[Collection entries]
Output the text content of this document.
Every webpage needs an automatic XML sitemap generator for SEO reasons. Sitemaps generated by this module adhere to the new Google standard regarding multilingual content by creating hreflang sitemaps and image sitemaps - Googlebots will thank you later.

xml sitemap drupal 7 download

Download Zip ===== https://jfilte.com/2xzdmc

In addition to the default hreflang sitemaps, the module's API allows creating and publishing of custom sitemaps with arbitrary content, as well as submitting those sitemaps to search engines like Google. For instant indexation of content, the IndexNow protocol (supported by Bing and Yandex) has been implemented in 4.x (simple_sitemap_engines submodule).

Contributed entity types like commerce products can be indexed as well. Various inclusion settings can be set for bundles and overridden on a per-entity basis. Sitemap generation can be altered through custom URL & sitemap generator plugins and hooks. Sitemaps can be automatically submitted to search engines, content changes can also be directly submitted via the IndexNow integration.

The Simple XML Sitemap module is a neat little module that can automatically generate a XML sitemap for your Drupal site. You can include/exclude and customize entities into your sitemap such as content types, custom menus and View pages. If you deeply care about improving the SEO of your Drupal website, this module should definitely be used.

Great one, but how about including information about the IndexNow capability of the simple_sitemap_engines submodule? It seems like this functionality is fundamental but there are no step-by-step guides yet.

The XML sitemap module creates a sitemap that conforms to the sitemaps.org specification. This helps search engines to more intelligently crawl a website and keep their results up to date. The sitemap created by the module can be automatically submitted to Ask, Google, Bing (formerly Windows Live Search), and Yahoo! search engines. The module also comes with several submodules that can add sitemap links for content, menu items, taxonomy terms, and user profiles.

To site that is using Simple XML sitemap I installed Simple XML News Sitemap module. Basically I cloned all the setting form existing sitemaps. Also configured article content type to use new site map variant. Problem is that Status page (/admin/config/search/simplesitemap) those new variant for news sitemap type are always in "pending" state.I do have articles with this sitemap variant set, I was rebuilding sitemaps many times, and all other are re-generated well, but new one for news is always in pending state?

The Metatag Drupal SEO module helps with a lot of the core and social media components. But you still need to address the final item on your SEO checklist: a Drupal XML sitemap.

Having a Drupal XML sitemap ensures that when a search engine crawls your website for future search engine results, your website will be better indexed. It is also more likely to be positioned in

> Job
Filter the data for the string "Google" and copy every line that has it.

> The completed task
Every webpage needs an automatic XML sitemap generator for SEO reasons. Sitemaps generated by this module adhere to the new Google standard regarding multilingual content by creating hreflang sitemaps and image sitemaps - Googlebots will thank you later.
In addition to the default hreflang sitemaps, the module's API allows creating and publishing of custom sitemaps with arbitrary content, as well as submitting those sitemaps to search engines like Google. For instant indexation of content, the IndexNow protocol (supported by Bing and Yandex) has been implemented in 4.x (simple_sitemap_engines submodule).
The XML sitemap module creates a sitemap that conforms to the sitemaps.org specification. This helps search engines to more intelligently crawl a website and keep their results up to date. The sitemap created by the module can be automatically submitted to Ask, Google, Bing (formerly Windows Live Search), and Yahoo! search engines. The module also comes with several submodules that can add sitemap links for content, menu items, taxonomy terms, and user profiles.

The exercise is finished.